▶ DO THIS:
Select, from the data, each line where "nito" occurs.

▶ SUPPLIED INFORMATION:
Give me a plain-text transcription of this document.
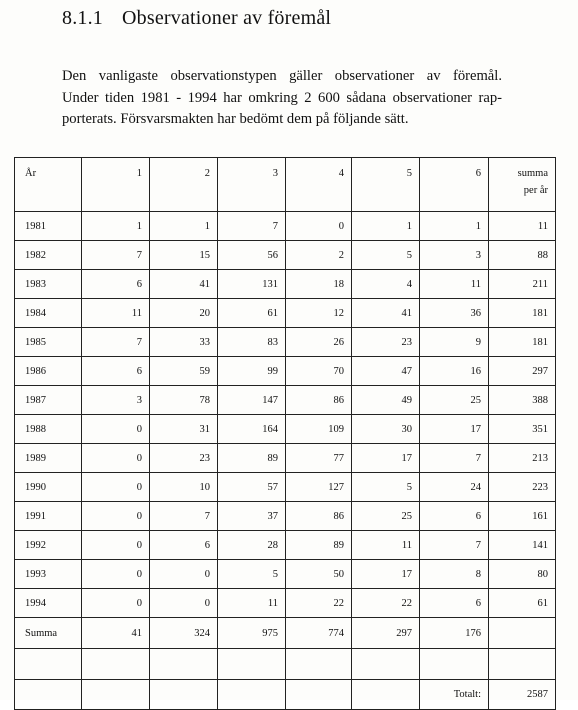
8.1.1 Observationer av föremål
Den vanligaste observationstypen gäller observationer av föremål.
Under tiden 1981 - 1994 har omkring 2 600 sådana observationer rap-
porterats. Försvarsmakten har bedömt dem på följande sätt.
År	1	2	3	4	5	6	summa
per år
1981	1	1	7	0	1	1	11
1982	7	15	56	2	5	3	88
1983	6	41	131	18	4	11	211
1984	11	20	61	12	41	36	181
1985	7	33	83	26	23	9	181
1986	6	59	99	70	47	16	297
1987	3	78	147	86	49	25	388
1988	0	31	164	109	30	17	351
1989	0	23	89	77	17	7	213
1990	0	10	57	127	5	24	223
1991	0	7	37	86	25	6	161
1992	0	6	28	89	11	7	141
1993	0	0	5	50	17	8	80
1994	0	0	11	22	22	6	61
Summa	41	324	975	774	297	176	

						Totalt:	2587
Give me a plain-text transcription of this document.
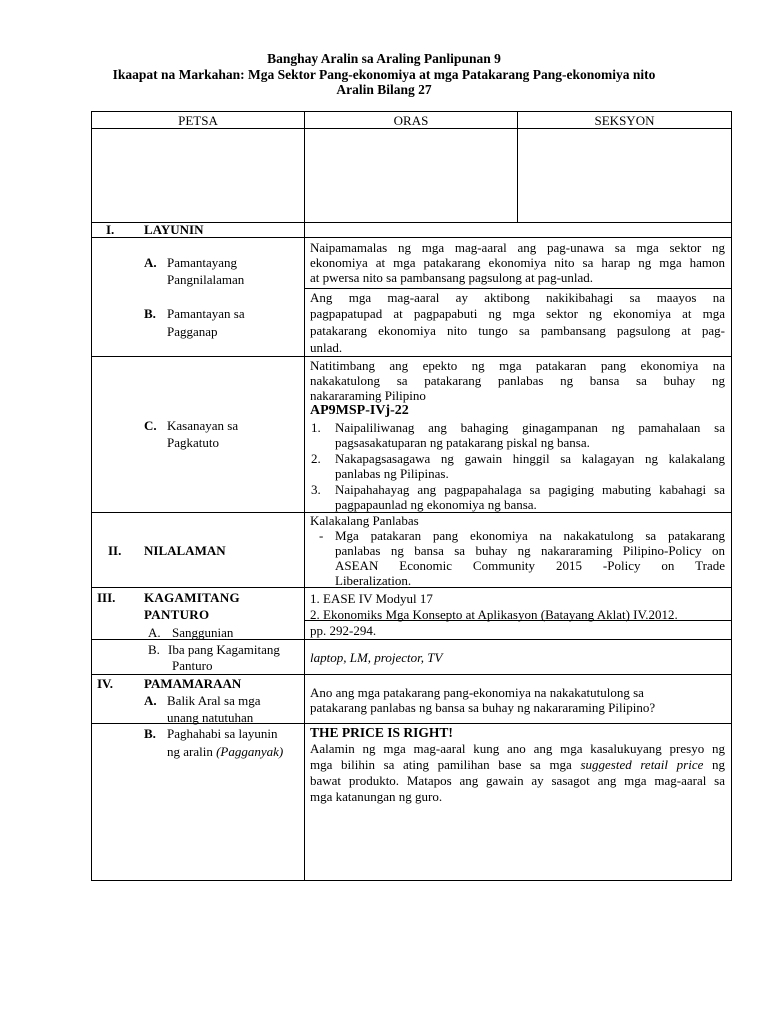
Banghay Aralin sa Araling Panlipunan 9
Ikaapat na Markahan: Mga Sektor Pang-ekonomiya at mga Patakarang Pang-ekonomiya nito
Aralin Bilang 27
PETSA	ORAS	SEKSYON
I. LAYUNIN
A. Pamantayang
Pangnilalaman
Naipamamalas ng mga mag-aaral ang pag-unawa sa mga sektor ng
ekonomiya at mga patakarang ekonomiya nito sa harap ng mga hamon
at pwersa nito sa pambansang pagsulong at pag-unlad.
B. Pamantayan sa
Pagganap
Ang mga mag-aaral ay aktibong nakikibahagi sa maayos na
pagpapatupad at pagpapabuti ng mga sektor ng ekonomiya at mga
patakarang ekonomiya nito tungo sa pambansang pagsulong at pag-
unlad.
C. Kasanayan sa
Pagkatuto
Natitimbang ang epekto ng mga patakaran pang ekonomiya na
nakakatulong sa patakarang panlabas ng bansa sa buhay ng
nakararaming Pilipino
AP9MSP-IVj-22
1. Naipaliliwanag ang bahaging ginagampanan ng pamahalaan sa
pagsasakatuparan ng patakarang piskal ng bansa.
2. Nakapagsasagawa ng gawain hinggil sa kalagayan ng kalakalang
panlabas ng Pilipinas.
3. Naipahahayag ang pagpapahalaga sa pagiging mabuting kabahagi sa
pagpapaunlad ng ekonomiya ng bansa.
II. NILALAMAN
Kalakalang Panlabas
- Mga patakaran pang ekonomiya na nakakatulong sa patakarang
panlabas ng bansa sa buhay ng nakararaming Pilipino-Policy on
ASEAN Economic Community 2015 -Policy on Trade
Liberalization.
III. KAGAMITANG
PANTURO
A. Sanggunian
1. EASE IV Modyul 17
2. Ekonomiks Mga Konsepto at Aplikasyon (Batayang Aklat) IV.2012.
pp. 292-294.
B. Iba pang Kagamitang
Panturo
laptop, LM, projector, TV
IV. PAMAMARAAN
A. Balik Aral sa mga
unang natutuhan
Ano ang mga patakarang pang-ekonomiya na nakakatutulong sa
patakarang panlabas ng bansa sa buhay ng nakararaming Pilipino?
B. Paghahabi sa layunin
ng aralin (Pagganyak)
THE PRICE IS RIGHT!
Aalamin ng mga mag-aaral kung ano ang mga kasalukuyang presyo ng
mga bilihin sa ating pamilihan base sa mga suggested retail price ng
bawat produkto. Matapos ang gawain ay sasagot ang mga mag-aaral sa
mga katanungan ng guro.
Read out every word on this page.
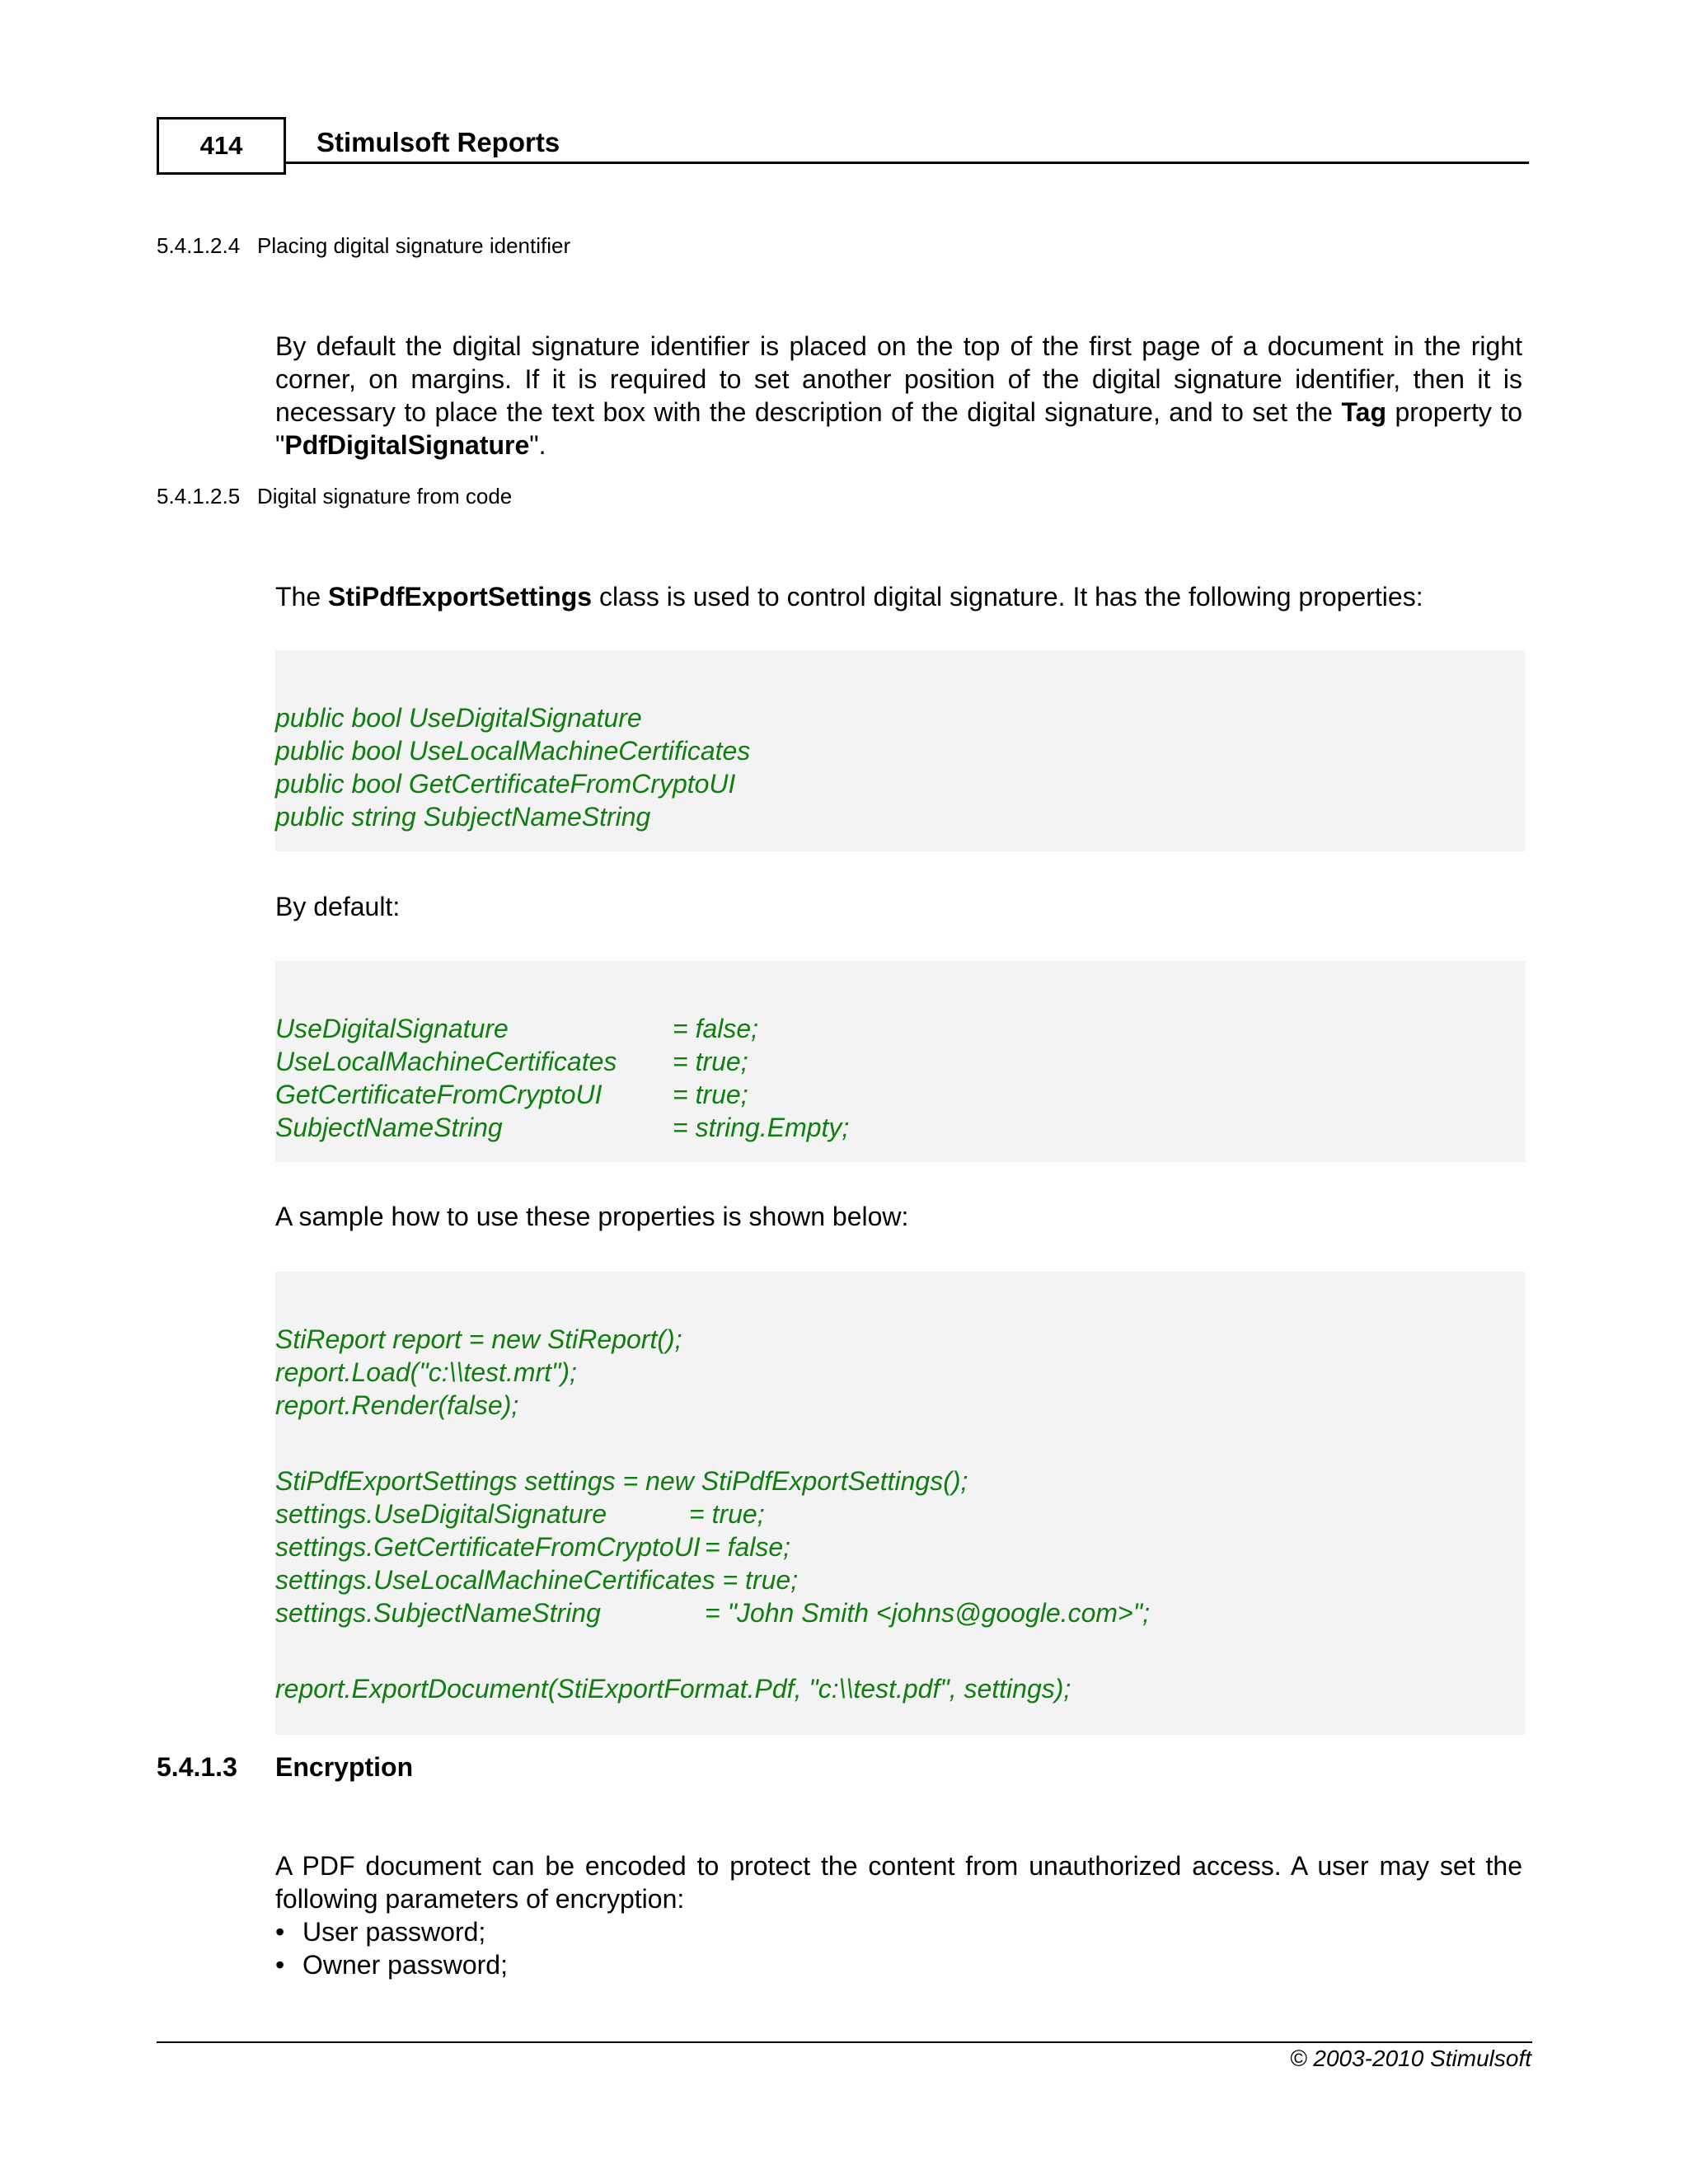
414	Stimulsoft Reports
5.4.1.2.4 Placing digital signature identifier

By default the digital signature identifier is placed on the top of the first page of a document in the right corner, on margins. If it is required to set another position of the digital signature identifier, then it is necessary to place the text box with the description of the digital signature, and to set the Tag property to "PdfDigitalSignature".

5.4.1.2.5 Digital signature from code

The StiPdfExportSettings class is used to control digital signature. It has the following properties:

public bool UseDigitalSignature
public bool UseLocalMachineCertificates
public bool GetCertificateFromCryptoUI
public string SubjectNameString

By default:

UseDigitalSignature	= false;
UseLocalMachineCertificates = true;
GetCertificateFromCryptoUI	= true;
SubjectNameString	= string.Empty;

A sample how to use these properties is shown below:

StiReport report = new StiReport();
report.Load("c:\\test.mrt");
report.Render(false);
StiPdfExportSettings settings = new StiPdfExportSettings();
settings.UseDigitalSignature	= true;
settings.GetCertificateFromCryptoUI = false;
settings.UseLocalMachineCertificates = true;
settings.SubjectNameString	= "John Smith <johns@google.com>";
report.ExportDocument(StiExportFormat.Pdf, "c:\\test.pdf", settings);
5.4.1.3 Encryption

A PDF document can be encoded to protect the content from unauthorized access. A user may set the following parameters of encryption:

• User password;
• Owner password;
© 2003-2010 Stimulsoft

▶ ANSWER TO THIS PROBLEM:
Ikaapat na Markahan: Mga Sektor Pang-ekonomiya at mga Patakarang Pang-ekonomiya nito
ekonomiya at mga patakarang ekonomiya nito sa harap ng mga hamon
at pwersa nito sa pambansang pagsulong at pag-unlad.
patakarang ekonomiya nito tungo sa pambansang pagsulong at pag-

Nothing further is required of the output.